- [EXERCISE REQUIREMENTS]
Retype each record shown below, leaving every character as it is.

- [TASK INPUTS]
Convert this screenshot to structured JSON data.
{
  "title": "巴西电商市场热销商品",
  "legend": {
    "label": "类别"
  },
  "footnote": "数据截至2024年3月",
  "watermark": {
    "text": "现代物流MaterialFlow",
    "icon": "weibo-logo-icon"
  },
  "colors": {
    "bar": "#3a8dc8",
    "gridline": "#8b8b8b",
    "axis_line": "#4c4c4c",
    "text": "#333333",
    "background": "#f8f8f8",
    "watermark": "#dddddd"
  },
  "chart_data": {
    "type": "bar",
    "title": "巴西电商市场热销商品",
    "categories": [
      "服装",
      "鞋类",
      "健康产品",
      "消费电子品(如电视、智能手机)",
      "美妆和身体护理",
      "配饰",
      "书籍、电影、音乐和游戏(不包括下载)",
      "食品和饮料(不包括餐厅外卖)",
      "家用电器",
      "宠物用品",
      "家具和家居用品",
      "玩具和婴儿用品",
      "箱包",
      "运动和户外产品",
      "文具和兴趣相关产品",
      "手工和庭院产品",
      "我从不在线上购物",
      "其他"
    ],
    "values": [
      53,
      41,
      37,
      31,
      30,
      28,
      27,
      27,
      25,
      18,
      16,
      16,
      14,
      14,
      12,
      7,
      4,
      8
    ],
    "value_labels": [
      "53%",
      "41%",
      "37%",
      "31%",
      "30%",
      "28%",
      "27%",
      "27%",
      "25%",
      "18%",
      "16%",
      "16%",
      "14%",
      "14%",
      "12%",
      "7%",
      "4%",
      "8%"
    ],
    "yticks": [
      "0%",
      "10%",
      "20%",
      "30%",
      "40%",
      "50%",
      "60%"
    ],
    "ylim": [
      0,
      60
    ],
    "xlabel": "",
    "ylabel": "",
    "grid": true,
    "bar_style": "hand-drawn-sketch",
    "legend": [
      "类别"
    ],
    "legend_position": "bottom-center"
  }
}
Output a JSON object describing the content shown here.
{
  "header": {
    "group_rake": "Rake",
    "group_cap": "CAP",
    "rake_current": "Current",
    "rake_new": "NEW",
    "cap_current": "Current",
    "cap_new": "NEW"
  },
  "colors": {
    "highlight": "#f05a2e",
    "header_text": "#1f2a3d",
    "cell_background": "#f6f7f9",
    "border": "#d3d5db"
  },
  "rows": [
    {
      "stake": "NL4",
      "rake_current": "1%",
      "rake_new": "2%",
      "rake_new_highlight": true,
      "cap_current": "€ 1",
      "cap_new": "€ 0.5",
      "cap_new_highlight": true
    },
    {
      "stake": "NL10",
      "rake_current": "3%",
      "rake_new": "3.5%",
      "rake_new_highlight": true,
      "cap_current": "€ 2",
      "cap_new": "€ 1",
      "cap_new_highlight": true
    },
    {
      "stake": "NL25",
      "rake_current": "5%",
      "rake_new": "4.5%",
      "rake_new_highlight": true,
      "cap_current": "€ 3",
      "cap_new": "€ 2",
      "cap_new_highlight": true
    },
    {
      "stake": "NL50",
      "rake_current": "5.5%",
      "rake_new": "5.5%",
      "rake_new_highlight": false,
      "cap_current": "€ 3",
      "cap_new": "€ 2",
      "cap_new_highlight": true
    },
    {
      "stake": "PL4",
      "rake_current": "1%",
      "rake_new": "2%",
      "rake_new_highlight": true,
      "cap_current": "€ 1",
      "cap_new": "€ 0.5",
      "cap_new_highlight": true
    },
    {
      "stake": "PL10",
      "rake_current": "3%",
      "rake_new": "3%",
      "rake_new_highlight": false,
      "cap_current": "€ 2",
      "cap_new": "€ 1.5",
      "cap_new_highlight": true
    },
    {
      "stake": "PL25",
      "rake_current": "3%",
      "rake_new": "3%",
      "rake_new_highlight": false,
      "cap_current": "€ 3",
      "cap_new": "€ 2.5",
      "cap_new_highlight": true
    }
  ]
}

- [FULL OUTPUT]
Convert this screenshot to structured JSON data.
{
  "title": "巴西电商市场热销商品",
  "legend": {
    "label": "类别"
  },
  "footnote": "数据截至2024年3月",
  "watermark": {
    "text": "现代物流MaterialFlow",
    "icon": "weibo-logo-icon"
  },
  "colors": {
    "bar": "#3a8dc8",
    "gridline": "#8b8b8b",
    "axis_line": "#4c4c4c",
    "text": "#333333",
    "background": "#f8f8f8",
    "watermark": "#dddddd"
  },
  "chart_data": {
    "type": "bar",
    "title": "巴西电商市场热销商品",
    "categories": [
      "服装",
      "鞋类",
      "健康产品",
      "消费电子品(如电视、智能手机)",
      "美妆和身体护理",
      "配饰",
      "书籍、电影、音乐和游戏(不包括下载)",
      "食品和饮料(不包括餐厅外卖)",
      "家用电器",
      "宠物用品",
      "家具和家居用品",
      "玩具和婴儿用品",
      "箱包",
      "运动和户外产品",
      "文具和兴趣相关产品",
      "手工和庭院产品",
      "我从不在线上购物",
      "其他"
    ],
    "values": [
      53,
      41,
      37,
      31,
      30,
      28,
      27,
      27,
      25,
      18,
      16,
      16,
      14,
      14,
      12,
      7,
      4,
      8
    ],
    "value_labels": [
      "53%",
      "41%",
      "37%",
      "31%",
      "30%",
      "28%",
      "27%",
      "27%",
      "25%",
      "18%",
      "16%",
      "16%",
      "14%",
      "14%",
      "12%",
      "7%",
      "4%",
      "8%"
    ],
    "yticks": [
      "0%",
      "10%",
      "20%",
      "30%",
      "40%",
      "50%",
      "60%"
    ],
    "ylim": [
      0,
      60
    ],
    "xlabel": "",
    "ylabel": "",
    "grid": true,
    "bar_style": "hand-drawn-sketch",
    "legend": [
      "类别"
    ],
    "legend_position": "bottom-center"
  }
}
Output a JSON object describing the content shown here.
{
  "header": {
    "group_rake": "Rake",
    "group_cap": "CAP",
    "rake_current": "Current",
    "rake_new": "NEW",
    "cap_current": "Current",
    "cap_new": "NEW"
  },
  "colors": {
    "highlight": "#f05a2e",
    "header_text": "#1f2a3d",
    "cell_background": "#f6f7f9",
    "border": "#d3d5db"
  },
  "rows": [
    {
      "stake": "NL4",
      "rake_current": "1%",
      "rake_new": "2%",
      "rake_new_highlight": true,
      "cap_current": "€ 1",
      "cap_new": "€ 0.5",
      "cap_new_highlight": true
    },
    {
      "stake": "NL10",
      "rake_current": "3%",
      "rake_new": "3.5%",
      "rake_new_highlight": true,
      "cap_current": "€ 2",
      "cap_new": "€ 1",
      "cap_new_highlight": true
    },
    {
      "stake": "NL25",
      "rake_current": "5%",
      "rake_new": "4.5%",
      "rake_new_highlight": true,
      "cap_current": "€ 3",
      "cap_new": "€ 2",
      "cap_new_highlight": true
    },
    {
      "stake": "NL50",
      "rake_current": "5.5%",
      "rake_new": "5.5%",
      "rake_new_highlight": false,
      "cap_current": "€ 3",
      "cap_new": "€ 2",
      "cap_new_highlight": true
    },
    {
      "stake": "PL4",
      "rake_current": "1%",
      "rake_new": "2%",
      "rake_new_highlight": true,
      "cap_current": "€ 1",
      "cap_new": "€ 0.5",
      "cap_new_highlight": true
    },
    {
      "stake": "PL10",
      "rake_current": "3%",
      "rake_new": "3%",
      "rake_new_highlight": false,
      "cap_current": "€ 2",
      "cap_new": "€ 1.5",
      "cap_new_highlight": true
    },
    {
      "stake": "PL25",
      "rake_current": "3%",
      "rake_new": "3%",
      "rake_new_highlight": false,
      "cap_current": "€ 3",
      "cap_new": "€ 2.5",
      "cap_new_highlight": true
    }
  ]
}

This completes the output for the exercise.